Directions
Could every line of the data be printed exactly as it reads?

Data entries:
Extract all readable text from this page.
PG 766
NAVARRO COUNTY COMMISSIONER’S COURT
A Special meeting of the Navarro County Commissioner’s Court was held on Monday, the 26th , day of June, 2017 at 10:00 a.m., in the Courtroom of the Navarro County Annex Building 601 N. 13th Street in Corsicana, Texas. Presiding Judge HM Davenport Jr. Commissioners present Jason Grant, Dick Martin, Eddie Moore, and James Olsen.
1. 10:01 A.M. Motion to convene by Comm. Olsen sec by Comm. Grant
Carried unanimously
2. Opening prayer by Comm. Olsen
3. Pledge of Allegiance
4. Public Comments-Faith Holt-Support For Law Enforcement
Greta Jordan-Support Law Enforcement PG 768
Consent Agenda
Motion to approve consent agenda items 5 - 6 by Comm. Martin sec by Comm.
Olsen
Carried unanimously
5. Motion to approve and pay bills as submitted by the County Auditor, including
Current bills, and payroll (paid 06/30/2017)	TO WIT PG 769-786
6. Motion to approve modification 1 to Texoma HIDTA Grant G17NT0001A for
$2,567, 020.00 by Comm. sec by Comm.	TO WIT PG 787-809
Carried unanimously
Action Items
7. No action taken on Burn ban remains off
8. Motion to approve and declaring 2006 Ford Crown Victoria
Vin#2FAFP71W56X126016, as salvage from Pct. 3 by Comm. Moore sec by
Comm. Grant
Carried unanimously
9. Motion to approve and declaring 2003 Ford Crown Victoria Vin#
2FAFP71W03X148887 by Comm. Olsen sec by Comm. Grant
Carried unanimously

Result of the task
Extract all readable text from this page.
PG 766
NAVARRO COUNTY COMMISSIONER’S COURT
A Special meeting of the Navarro County Commissioner’s Court was held on Monday, the 26th , day of June, 2017 at 10:00 a.m., in the Courtroom of the Navarro County Annex Building 601 N. 13th Street in Corsicana, Texas. Presiding Judge HM Davenport Jr. Commissioners present Jason Grant, Dick Martin, Eddie Moore, and James Olsen.
1. 10:01 A.M. Motion to convene by Comm. Olsen sec by Comm. Grant
Carried unanimously
2. Opening prayer by Comm. Olsen
3. Pledge of Allegiance
4. Public Comments-Faith Holt-Support For Law Enforcement
Greta Jordan-Support Law Enforcement PG 768
Consent Agenda
Motion to approve consent agenda items 5 - 6 by Comm. Martin sec by Comm.
Olsen
Carried unanimously
5. Motion to approve and pay bills as submitted by the County Auditor, including
Current bills, and payroll (paid 06/30/2017)	TO WIT PG 769-786
6. Motion to approve modification 1 to Texoma HIDTA Grant G17NT0001A for
$2,567, 020.00 by Comm. sec by Comm.	TO WIT PG 787-809
Carried unanimously
Action Items
7. No action taken on Burn ban remains off
8. Motion to approve and declaring 2006 Ford Crown Victoria
Vin#2FAFP71W56X126016, as salvage from Pct. 3 by Comm. Moore sec by
Comm. Grant
Carried unanimously
9. Motion to approve and declaring 2003 Ford Crown Victoria Vin#
2FAFP71W03X148887 by Comm. Olsen sec by Comm. Grant
Carried unanimously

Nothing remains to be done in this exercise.